» **EXERCISE**
Extract the lines that carry the string "right" from the listing.

» **DATA SHOWN**
★ ★ ★
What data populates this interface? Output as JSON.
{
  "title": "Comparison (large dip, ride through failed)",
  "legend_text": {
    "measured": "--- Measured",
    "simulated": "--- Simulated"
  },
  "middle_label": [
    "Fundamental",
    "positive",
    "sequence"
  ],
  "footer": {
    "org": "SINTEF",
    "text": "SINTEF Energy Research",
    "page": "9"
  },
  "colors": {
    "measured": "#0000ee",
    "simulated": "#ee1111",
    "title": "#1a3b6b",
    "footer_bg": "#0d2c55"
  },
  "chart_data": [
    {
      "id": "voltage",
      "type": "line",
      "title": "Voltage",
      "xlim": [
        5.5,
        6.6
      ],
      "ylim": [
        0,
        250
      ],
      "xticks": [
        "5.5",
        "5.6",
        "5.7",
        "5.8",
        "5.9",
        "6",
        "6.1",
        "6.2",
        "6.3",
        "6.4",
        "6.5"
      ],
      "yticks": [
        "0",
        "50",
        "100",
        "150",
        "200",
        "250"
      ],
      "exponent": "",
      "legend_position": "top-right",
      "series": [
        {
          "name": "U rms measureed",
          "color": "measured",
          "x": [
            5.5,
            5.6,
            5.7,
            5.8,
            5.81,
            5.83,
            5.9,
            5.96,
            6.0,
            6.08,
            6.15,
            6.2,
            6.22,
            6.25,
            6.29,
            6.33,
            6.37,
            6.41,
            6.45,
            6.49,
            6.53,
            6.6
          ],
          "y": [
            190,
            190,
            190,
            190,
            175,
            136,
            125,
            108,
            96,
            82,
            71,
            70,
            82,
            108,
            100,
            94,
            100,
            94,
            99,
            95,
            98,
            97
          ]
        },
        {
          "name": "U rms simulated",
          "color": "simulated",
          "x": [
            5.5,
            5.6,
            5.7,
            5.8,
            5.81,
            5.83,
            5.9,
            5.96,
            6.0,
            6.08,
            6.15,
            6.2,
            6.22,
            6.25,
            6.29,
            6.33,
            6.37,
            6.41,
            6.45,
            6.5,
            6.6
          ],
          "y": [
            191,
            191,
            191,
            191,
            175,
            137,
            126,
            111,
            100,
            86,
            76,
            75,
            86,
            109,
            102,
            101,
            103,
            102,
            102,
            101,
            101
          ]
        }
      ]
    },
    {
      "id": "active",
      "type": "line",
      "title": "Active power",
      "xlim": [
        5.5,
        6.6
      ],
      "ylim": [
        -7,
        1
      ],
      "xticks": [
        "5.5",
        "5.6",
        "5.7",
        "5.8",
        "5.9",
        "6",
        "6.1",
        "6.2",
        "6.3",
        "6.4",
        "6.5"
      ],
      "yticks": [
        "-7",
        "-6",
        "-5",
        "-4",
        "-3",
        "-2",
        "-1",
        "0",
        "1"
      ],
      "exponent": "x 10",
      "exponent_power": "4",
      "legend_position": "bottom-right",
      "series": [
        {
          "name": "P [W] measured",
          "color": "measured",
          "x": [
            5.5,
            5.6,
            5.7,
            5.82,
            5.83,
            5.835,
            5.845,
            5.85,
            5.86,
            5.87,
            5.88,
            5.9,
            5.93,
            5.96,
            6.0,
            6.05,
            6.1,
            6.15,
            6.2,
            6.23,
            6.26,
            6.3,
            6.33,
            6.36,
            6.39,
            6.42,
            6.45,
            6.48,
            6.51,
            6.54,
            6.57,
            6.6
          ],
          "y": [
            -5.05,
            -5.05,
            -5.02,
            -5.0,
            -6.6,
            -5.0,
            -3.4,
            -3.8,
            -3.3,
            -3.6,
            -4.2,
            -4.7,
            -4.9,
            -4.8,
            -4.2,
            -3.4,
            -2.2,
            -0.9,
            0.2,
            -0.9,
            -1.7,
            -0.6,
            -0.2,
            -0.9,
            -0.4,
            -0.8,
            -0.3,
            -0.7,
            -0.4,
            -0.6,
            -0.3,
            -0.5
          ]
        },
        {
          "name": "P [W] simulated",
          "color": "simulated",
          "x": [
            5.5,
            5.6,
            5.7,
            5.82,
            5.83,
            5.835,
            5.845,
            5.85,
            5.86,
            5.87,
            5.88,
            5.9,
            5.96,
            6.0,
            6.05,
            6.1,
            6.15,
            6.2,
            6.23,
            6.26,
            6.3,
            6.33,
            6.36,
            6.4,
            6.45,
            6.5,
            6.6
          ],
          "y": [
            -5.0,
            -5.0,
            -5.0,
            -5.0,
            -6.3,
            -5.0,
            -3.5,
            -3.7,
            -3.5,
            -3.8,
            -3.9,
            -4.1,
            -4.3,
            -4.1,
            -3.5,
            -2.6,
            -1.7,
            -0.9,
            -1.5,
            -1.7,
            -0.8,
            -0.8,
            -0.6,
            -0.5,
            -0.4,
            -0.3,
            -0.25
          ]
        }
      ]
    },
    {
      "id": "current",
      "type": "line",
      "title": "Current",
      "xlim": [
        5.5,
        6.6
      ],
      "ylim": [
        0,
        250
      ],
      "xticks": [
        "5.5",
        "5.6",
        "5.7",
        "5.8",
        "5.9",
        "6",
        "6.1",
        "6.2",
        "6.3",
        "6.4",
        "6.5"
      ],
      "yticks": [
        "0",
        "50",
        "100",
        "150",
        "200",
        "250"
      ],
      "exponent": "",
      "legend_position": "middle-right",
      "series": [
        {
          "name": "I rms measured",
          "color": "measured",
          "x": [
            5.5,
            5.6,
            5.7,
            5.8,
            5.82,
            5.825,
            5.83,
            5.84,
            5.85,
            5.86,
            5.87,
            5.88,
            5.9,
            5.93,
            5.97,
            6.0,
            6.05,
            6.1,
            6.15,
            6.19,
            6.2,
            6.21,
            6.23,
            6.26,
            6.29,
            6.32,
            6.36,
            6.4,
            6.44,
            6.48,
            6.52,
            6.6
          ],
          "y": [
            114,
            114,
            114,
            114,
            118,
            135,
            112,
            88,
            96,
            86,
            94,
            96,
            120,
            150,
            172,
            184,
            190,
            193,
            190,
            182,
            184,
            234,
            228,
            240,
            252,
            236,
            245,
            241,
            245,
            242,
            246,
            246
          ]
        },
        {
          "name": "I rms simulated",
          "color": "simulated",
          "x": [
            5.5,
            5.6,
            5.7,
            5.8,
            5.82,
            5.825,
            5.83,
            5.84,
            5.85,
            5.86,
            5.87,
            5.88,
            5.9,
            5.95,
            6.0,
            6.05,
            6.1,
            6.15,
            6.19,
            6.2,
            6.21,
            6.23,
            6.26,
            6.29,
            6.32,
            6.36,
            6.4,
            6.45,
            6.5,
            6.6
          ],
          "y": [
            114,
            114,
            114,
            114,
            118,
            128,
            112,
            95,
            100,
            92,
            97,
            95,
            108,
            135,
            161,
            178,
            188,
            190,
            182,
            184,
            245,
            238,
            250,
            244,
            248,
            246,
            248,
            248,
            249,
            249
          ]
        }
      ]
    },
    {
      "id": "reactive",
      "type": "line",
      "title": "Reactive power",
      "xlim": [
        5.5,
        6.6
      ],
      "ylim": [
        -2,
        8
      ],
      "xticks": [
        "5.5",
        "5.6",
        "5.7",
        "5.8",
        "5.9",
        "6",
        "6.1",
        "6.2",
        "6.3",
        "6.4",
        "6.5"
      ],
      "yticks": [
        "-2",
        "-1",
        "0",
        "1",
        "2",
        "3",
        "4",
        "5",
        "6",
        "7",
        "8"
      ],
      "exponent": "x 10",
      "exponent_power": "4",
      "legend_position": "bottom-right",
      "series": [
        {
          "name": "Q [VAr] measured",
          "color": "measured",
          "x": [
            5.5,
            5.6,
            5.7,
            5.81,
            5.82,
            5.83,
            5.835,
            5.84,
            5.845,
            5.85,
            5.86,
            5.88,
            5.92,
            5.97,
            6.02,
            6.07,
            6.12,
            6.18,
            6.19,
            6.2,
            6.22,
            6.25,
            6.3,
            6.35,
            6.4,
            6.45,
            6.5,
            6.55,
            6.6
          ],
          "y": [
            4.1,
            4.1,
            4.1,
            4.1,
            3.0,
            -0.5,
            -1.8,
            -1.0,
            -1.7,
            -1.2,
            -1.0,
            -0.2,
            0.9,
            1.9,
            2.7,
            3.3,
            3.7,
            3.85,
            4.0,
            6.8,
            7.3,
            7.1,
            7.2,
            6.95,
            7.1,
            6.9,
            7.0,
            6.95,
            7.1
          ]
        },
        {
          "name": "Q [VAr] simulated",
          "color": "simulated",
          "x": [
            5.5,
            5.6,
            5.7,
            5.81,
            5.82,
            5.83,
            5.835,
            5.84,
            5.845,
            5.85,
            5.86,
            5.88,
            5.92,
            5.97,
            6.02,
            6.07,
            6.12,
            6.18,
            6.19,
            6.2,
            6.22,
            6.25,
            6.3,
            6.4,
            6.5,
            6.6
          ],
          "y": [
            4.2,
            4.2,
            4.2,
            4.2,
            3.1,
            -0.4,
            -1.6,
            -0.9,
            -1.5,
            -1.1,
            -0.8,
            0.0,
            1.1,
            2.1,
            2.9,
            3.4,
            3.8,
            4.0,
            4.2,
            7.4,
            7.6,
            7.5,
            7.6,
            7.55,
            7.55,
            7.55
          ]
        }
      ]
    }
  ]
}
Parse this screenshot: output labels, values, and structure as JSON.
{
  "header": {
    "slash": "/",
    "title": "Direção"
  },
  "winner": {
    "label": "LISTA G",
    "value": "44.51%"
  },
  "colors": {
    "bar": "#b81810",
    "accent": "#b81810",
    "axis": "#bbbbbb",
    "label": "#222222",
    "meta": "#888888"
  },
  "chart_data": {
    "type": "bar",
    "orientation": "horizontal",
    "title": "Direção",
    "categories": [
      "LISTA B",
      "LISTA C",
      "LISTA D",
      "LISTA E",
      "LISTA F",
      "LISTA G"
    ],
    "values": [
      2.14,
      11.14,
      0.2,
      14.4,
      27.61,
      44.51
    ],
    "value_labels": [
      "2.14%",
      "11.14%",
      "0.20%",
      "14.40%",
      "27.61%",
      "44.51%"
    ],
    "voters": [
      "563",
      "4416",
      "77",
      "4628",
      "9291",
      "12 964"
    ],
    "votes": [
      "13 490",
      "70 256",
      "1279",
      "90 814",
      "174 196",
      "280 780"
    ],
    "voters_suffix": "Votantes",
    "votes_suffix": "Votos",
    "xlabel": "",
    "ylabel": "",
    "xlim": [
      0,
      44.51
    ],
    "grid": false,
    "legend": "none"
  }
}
★ ★ ★
» **EXERCISE SOLUTION**
      "legend_position": "top-right",
      "legend_position": "bottom-right",
      "legend_position": "middle-right",
      "legend_position": "bottom-right",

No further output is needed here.